> Problem details: For each statement below, say yes or no to whether it agrees with the fitness data analysis, and quote the words from it that decide. (a) Ages were filtered to the range 10 to 100. (b) The gender column was recoded into three categories. (c) Duplicate entries were kept in the cleaned data.

## Start Passage

Introduction

In this theoretical setting I will be acting as a data analyst for a fitness company looking to improve their recommendations for new members based on their fitness goals.

Clean

In data cleaning we started with data uniformity, converting column names and character data points into lowercase as well as trimming any unnecessary values e.g. hidden spaces.

Next, we re-coded the gender column to ensure all factors were either male or female, converting possible data points “m” to male, and “f” to female.

We then converted the age column to integers in the case that information was entered into as a type that may not be recognized later in our exploration.

Finally, we filtered age to only include the age range of 10-100, and weight to only include 60-600 lbs. as anything outside of these would most likely be a mistakes or outliers and of course dropped any duplicate entries.

QC: Missingness and Uniqueness by Column
column n_na n_unique
age 0 42
gender 0 2
weight_kg 0 532
height_m 0 51
max_bpm 0 40
avg_bpm 0 50
resting_bpm 0 25
session_duration_hours 0 147
calories_burned 0 621
workout_type 0 4
fat_percentage 0 239
water_intake_liters 0 23
workout_frequency_days_week 0 4
experience_level 0 3
bmi 0 771
weight_lb 0 532
hours_per_week 0 297

Explore

In this section, we will investigate the relationships between demographic and behavioral factors—such as gender, workout type, and weekly exercise duration—and key health outcomes including body fat percentage, estimated cardiovascular fitness. Our goal is to identify meaningful patterns that may inform recommendations for new gym members based on their fitness goals.

## End Passage
## Start Record set

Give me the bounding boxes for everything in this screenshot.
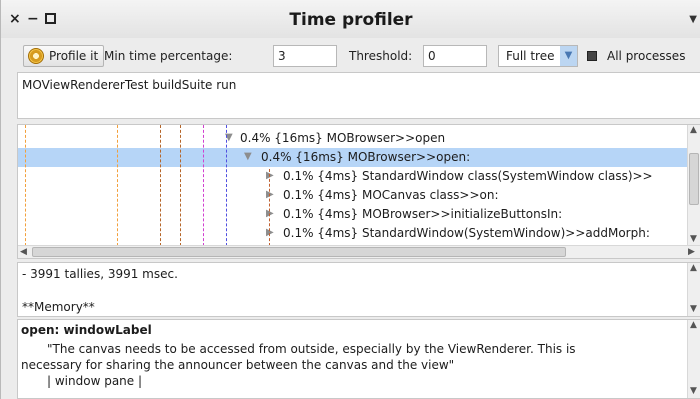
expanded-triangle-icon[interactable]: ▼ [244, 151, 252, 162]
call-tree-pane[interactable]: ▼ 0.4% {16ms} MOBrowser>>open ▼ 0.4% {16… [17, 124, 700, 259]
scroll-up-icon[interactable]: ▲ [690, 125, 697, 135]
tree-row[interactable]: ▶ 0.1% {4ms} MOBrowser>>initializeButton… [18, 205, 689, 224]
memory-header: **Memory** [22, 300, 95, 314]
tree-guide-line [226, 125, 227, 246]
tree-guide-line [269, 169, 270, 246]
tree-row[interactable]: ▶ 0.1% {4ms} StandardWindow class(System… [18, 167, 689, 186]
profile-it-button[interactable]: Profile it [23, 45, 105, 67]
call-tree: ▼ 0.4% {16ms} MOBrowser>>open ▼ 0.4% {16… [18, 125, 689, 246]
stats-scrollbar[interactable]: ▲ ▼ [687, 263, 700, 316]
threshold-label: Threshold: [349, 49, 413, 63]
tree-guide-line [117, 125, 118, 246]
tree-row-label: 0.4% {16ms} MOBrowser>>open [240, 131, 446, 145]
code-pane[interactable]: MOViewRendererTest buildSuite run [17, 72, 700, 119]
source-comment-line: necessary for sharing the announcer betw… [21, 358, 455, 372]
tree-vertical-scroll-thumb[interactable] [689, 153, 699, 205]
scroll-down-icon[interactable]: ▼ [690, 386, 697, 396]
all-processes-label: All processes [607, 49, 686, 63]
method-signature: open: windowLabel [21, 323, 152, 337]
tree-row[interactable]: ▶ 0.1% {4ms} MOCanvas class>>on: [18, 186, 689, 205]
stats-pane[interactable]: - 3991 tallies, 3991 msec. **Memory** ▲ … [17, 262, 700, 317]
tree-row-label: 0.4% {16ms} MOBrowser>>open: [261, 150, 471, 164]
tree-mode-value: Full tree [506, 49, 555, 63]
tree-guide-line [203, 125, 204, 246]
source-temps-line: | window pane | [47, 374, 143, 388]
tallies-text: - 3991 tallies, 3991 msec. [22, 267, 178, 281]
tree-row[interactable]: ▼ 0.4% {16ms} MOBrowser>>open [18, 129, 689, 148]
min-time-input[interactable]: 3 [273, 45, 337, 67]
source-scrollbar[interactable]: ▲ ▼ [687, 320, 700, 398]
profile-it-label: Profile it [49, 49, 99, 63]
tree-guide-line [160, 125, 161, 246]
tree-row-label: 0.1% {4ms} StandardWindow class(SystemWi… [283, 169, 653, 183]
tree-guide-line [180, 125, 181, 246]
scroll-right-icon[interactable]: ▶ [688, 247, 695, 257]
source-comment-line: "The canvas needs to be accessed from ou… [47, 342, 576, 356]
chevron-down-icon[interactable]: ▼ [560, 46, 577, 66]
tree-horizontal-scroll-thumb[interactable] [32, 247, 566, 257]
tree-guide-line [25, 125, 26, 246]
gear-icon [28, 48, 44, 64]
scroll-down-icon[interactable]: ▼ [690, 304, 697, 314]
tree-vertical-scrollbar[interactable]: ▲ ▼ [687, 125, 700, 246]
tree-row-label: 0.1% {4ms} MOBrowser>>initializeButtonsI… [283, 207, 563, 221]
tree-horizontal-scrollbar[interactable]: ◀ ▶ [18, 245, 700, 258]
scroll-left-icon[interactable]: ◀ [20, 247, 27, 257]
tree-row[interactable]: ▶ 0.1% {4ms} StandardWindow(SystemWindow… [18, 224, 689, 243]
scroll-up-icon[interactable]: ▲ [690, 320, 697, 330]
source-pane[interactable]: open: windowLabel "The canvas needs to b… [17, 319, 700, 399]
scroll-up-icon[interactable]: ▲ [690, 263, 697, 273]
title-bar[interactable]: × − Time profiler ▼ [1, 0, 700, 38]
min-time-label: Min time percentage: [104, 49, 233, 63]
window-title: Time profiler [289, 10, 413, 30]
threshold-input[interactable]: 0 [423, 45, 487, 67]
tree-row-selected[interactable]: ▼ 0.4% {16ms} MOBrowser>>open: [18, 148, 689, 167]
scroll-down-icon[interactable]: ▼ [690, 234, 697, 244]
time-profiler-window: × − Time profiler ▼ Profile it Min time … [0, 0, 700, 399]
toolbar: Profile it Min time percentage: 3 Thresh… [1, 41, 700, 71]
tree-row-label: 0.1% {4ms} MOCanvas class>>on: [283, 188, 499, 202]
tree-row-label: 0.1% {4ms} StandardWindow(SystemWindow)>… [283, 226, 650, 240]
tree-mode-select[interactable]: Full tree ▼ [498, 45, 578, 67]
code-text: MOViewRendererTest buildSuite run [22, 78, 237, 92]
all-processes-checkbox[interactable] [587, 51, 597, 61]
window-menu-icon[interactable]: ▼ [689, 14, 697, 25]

## End Record set

> Final answer:
(a) Yes: "we filtered age to only include the age range of 10-100"
(b) No: "to ensure all factors were either male or female"
(c) No: "of course dropped any duplicate entries"